• **Goal of the exercise**
Look below. Copy each line that has "holders" in it.

• **Data**
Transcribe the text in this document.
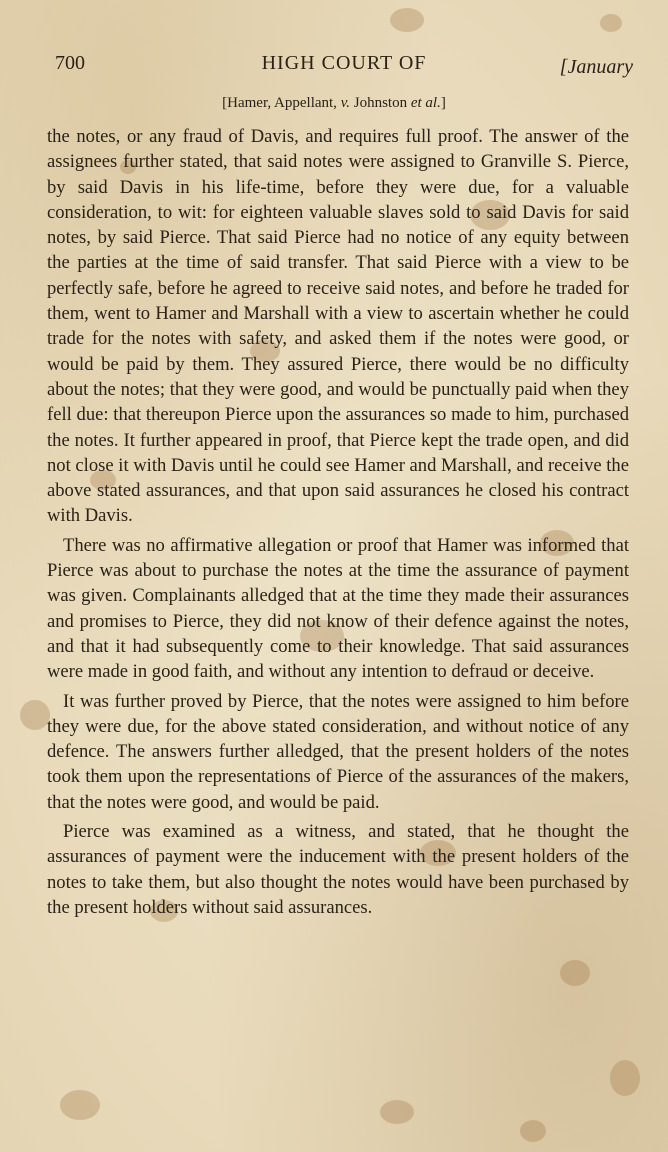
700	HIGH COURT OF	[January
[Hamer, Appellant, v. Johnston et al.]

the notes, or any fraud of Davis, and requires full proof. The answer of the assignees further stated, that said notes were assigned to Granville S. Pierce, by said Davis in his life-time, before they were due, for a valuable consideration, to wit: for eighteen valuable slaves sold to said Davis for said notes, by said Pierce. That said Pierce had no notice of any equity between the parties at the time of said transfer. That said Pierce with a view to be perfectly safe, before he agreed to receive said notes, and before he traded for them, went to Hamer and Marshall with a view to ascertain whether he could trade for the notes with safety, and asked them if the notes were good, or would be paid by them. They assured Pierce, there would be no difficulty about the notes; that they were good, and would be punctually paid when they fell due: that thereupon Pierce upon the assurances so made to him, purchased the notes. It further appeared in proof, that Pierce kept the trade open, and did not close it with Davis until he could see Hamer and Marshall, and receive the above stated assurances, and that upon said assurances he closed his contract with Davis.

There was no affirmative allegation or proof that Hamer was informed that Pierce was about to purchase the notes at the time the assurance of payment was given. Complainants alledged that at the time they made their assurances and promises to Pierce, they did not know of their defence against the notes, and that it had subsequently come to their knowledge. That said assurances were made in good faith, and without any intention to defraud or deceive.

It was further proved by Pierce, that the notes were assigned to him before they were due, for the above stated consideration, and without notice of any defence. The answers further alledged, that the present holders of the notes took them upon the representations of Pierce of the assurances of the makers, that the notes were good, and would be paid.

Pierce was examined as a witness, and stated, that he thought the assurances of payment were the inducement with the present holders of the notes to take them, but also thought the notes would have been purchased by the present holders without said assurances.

• **Result of this task**
It was further proved by Pierce, that the notes were assigned to him before they were due, for the above stated consideration, and without notice of any defence. The answers further alledged, that the present holders of the notes took them upon the representations of Pierce of the assurances of the makers, that the notes were good, and would be paid.
Pierce was examined as a witness, and stated, that he thought the assurances of payment were the inducement with the present holders of the notes to take them, but also thought the notes would have been purchased by the present holders without said assurances.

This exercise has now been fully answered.